Instruction: Below are some records. Say in a single number how many of their lines include the word "Averted".

Extracted material:
::::::

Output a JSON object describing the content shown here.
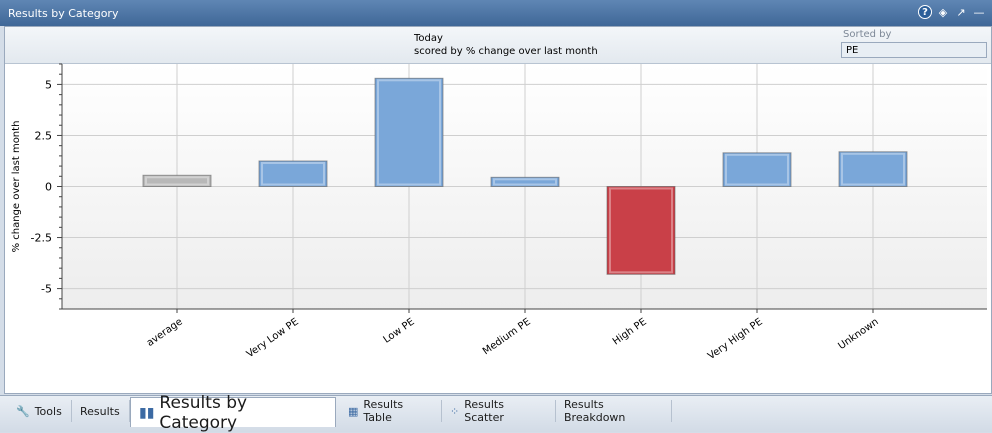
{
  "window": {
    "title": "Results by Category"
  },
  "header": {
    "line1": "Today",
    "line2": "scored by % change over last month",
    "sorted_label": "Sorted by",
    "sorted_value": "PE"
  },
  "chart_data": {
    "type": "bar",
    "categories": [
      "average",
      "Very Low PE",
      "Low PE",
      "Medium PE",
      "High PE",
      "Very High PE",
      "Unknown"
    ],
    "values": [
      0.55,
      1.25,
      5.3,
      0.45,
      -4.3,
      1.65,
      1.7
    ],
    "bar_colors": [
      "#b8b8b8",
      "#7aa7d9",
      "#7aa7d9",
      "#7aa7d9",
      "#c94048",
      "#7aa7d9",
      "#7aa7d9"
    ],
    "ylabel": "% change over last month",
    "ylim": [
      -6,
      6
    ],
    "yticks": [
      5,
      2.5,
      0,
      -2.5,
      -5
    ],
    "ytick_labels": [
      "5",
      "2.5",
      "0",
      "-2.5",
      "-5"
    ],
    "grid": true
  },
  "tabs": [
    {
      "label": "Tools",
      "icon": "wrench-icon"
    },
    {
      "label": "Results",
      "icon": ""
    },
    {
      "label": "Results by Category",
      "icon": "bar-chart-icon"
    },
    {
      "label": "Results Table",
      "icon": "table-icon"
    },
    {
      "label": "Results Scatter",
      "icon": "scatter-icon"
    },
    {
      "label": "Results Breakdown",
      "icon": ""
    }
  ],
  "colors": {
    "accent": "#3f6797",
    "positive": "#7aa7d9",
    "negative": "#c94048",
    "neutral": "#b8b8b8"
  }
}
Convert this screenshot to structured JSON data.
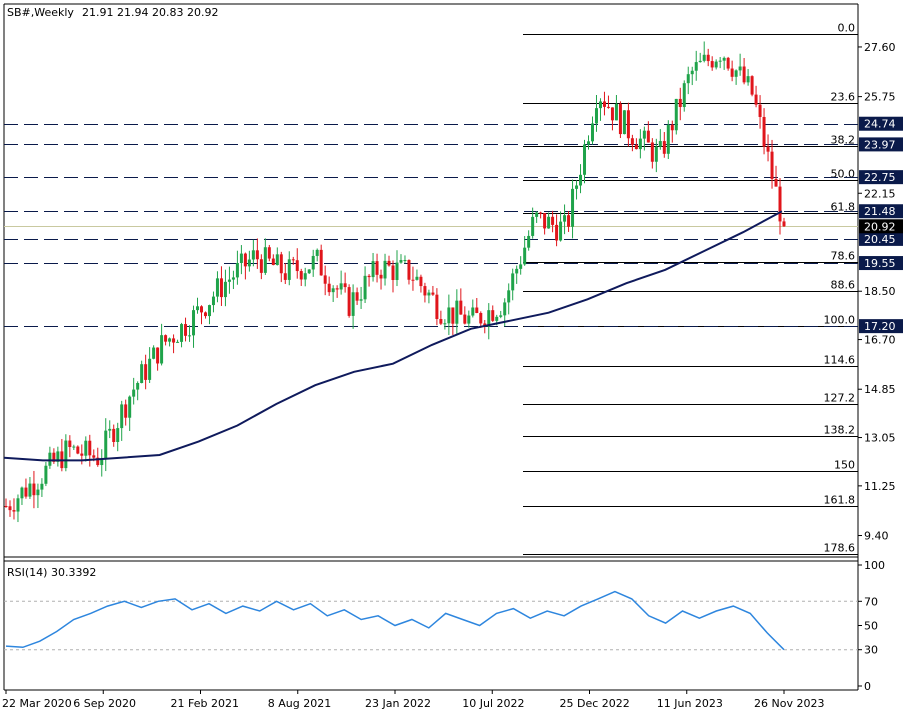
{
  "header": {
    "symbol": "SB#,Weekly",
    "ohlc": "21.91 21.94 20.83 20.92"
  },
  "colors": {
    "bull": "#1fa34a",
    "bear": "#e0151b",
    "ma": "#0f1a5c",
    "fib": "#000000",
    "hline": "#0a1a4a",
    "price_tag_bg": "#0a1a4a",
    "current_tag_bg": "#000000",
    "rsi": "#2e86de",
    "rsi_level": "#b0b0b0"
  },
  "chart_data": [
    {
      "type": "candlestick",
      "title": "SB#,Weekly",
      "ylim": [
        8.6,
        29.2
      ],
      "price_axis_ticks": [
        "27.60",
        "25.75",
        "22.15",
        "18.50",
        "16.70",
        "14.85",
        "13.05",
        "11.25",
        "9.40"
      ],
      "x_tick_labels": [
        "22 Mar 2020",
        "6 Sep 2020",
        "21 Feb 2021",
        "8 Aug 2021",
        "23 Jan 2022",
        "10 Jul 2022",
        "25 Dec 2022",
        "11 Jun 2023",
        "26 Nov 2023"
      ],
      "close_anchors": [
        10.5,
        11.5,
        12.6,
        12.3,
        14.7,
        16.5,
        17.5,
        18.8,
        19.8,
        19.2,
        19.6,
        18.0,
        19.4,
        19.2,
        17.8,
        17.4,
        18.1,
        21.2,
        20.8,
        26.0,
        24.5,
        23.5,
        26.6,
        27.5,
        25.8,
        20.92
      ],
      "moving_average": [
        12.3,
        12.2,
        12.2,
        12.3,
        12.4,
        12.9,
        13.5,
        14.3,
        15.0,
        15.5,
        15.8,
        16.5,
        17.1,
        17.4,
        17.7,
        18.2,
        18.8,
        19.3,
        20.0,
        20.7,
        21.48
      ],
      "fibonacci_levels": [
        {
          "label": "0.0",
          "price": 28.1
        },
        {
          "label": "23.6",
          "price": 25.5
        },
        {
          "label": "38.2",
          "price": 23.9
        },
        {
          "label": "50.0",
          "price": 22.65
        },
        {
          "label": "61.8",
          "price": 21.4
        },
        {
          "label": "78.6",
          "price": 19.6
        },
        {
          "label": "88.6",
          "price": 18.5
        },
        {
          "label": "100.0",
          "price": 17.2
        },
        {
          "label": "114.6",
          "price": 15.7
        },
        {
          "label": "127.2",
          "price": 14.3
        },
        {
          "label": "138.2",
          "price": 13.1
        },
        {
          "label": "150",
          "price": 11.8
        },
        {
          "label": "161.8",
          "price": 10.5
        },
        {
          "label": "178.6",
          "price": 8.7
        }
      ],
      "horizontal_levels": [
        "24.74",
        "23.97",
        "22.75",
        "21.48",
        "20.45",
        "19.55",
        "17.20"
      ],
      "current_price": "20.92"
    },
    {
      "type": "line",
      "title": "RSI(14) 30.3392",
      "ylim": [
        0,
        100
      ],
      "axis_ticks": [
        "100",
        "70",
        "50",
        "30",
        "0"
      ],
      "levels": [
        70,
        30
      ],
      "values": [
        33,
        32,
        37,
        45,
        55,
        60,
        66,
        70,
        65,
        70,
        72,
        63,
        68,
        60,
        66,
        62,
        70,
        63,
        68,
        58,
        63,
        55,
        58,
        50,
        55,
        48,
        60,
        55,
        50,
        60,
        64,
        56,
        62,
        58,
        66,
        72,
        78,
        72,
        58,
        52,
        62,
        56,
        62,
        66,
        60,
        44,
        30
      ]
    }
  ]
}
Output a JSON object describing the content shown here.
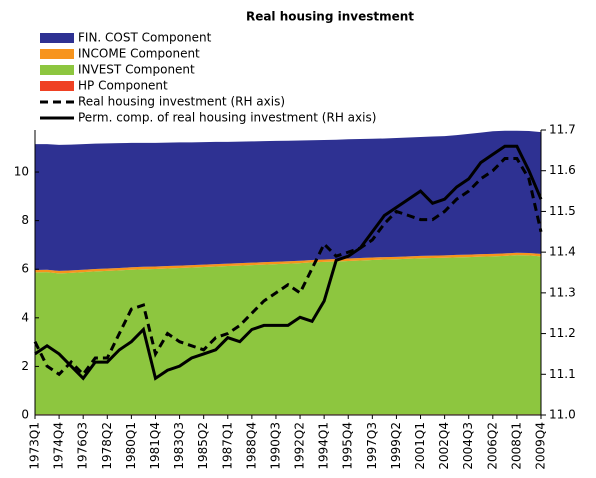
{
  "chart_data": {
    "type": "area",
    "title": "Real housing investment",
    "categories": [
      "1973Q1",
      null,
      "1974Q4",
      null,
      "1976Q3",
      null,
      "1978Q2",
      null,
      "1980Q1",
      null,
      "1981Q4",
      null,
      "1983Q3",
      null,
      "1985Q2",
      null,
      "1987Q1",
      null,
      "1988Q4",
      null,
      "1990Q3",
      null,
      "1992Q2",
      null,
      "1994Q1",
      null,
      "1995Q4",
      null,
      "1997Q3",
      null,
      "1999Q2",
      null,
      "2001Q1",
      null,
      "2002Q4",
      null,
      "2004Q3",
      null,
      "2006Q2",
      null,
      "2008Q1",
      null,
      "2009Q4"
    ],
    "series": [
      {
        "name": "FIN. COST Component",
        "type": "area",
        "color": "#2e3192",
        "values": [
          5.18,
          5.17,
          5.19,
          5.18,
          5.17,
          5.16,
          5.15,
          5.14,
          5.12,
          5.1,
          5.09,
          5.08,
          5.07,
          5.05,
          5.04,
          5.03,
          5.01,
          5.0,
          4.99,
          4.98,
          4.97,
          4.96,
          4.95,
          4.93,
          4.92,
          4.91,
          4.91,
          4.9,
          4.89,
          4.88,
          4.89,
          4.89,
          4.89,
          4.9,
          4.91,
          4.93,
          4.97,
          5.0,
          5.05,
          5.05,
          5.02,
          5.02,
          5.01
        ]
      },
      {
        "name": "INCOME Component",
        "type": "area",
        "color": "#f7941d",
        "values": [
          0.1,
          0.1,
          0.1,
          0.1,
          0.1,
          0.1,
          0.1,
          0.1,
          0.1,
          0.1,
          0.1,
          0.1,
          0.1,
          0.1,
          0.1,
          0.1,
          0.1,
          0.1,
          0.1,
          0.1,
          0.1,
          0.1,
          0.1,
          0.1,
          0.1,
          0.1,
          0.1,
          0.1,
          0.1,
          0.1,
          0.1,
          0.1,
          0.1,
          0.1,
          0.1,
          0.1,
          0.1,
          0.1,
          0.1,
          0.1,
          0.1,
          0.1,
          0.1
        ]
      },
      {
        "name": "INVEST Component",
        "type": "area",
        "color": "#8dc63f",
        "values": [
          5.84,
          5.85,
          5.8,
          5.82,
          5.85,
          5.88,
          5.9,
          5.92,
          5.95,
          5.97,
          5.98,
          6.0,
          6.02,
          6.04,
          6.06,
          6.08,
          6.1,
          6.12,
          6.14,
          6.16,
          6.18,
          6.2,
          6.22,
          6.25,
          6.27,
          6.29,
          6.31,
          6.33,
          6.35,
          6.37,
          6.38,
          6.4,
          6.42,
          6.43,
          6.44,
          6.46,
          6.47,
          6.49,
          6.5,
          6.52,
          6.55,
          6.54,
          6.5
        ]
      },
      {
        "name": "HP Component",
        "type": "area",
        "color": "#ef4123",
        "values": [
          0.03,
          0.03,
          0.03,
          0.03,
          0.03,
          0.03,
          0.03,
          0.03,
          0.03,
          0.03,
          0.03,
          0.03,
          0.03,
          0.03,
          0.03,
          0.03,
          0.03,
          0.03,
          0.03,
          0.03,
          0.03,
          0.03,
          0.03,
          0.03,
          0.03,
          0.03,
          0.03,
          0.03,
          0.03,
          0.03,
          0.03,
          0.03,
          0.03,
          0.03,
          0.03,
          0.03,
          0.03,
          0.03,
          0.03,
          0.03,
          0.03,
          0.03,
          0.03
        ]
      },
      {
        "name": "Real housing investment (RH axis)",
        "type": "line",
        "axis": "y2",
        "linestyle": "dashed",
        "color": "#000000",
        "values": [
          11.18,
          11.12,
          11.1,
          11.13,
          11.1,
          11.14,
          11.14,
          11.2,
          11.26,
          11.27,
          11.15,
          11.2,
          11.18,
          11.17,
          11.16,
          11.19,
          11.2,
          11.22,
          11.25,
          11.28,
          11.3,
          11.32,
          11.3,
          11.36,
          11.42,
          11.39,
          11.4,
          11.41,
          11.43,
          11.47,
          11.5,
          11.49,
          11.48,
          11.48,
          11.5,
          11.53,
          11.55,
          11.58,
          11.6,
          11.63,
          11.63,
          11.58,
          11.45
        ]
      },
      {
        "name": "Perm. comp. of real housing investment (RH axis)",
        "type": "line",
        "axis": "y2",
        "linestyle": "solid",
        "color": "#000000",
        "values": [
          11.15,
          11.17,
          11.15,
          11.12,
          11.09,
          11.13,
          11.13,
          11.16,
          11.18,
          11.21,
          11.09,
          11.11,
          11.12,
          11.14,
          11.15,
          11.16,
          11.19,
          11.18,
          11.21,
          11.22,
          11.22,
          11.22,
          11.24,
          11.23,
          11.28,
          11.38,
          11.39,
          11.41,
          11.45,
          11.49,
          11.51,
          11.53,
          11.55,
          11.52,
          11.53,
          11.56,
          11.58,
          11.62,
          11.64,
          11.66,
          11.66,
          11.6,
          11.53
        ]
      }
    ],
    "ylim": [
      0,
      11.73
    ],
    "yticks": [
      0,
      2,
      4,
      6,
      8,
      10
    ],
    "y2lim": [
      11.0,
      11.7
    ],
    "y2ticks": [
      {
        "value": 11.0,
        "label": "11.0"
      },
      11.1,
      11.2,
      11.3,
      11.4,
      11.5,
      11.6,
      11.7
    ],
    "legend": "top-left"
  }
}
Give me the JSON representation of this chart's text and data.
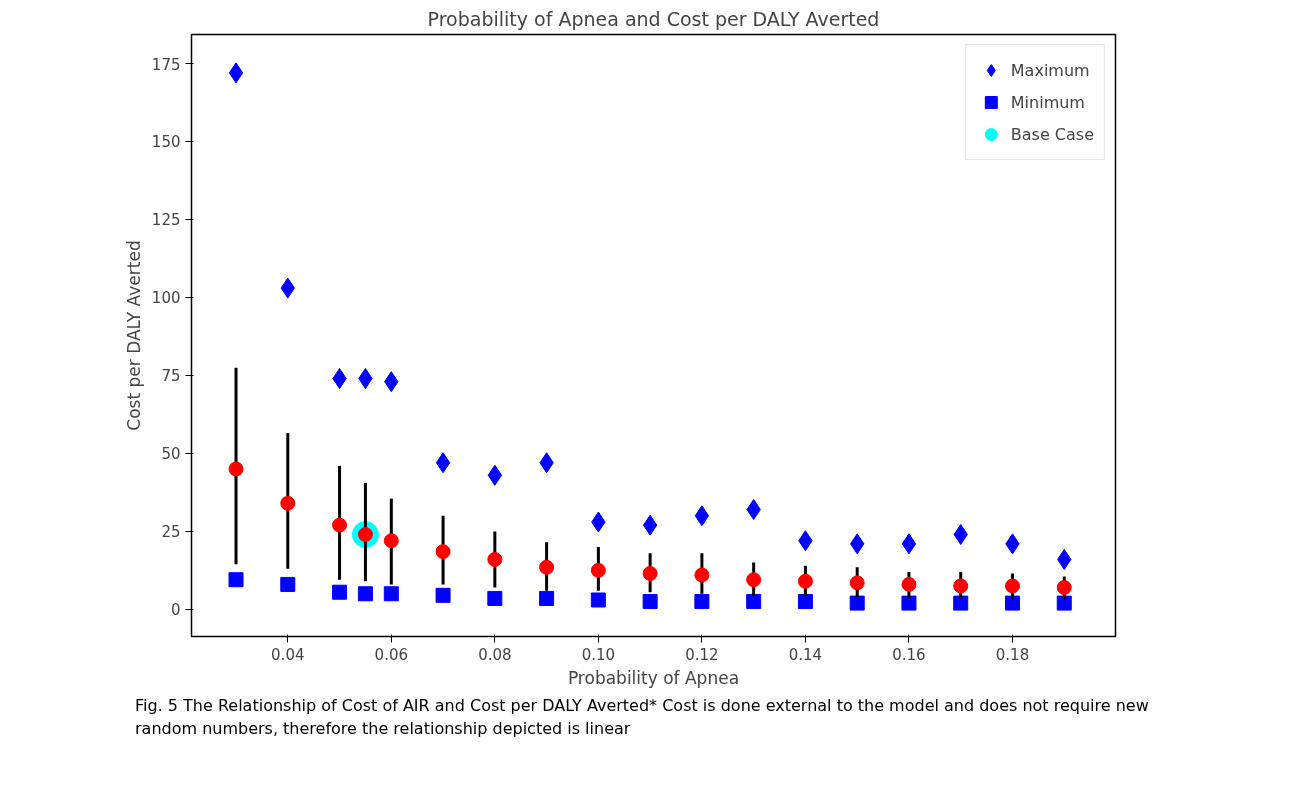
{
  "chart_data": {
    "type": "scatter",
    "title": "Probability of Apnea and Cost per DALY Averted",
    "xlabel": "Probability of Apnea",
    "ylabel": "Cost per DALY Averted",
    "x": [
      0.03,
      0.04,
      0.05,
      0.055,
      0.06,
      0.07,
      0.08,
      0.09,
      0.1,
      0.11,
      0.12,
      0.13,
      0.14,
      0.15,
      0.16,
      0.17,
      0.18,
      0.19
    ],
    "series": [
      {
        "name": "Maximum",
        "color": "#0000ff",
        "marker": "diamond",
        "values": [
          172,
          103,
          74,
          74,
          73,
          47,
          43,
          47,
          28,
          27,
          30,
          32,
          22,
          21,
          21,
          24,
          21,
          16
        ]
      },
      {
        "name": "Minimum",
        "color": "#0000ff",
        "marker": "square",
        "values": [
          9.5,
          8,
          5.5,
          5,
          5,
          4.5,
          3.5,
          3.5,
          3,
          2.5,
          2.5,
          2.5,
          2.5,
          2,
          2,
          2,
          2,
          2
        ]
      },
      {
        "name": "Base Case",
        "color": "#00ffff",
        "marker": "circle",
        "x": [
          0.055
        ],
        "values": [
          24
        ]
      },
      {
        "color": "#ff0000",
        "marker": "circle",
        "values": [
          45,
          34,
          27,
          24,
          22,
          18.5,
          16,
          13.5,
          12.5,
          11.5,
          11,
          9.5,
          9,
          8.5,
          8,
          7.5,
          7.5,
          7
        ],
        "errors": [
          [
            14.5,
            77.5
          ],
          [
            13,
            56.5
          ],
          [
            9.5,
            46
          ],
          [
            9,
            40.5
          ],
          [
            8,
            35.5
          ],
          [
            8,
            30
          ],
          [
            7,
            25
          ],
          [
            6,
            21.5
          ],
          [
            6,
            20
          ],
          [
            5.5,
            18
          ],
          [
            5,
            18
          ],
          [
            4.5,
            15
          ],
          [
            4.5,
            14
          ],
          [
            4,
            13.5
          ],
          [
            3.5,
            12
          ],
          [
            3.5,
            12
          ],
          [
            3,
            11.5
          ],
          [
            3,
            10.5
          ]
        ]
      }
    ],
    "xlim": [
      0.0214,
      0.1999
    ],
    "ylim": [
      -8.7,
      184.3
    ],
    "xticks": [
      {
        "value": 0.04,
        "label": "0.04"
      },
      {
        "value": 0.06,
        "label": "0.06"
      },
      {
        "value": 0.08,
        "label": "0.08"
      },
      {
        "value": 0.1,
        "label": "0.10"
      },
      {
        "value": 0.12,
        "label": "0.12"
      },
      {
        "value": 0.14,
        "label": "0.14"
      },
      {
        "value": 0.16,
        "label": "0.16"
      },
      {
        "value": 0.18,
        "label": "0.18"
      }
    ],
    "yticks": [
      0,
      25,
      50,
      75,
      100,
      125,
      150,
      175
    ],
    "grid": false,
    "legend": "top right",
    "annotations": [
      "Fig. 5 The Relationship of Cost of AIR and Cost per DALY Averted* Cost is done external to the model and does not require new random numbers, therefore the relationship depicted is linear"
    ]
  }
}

::::::

Answer to the problem: 3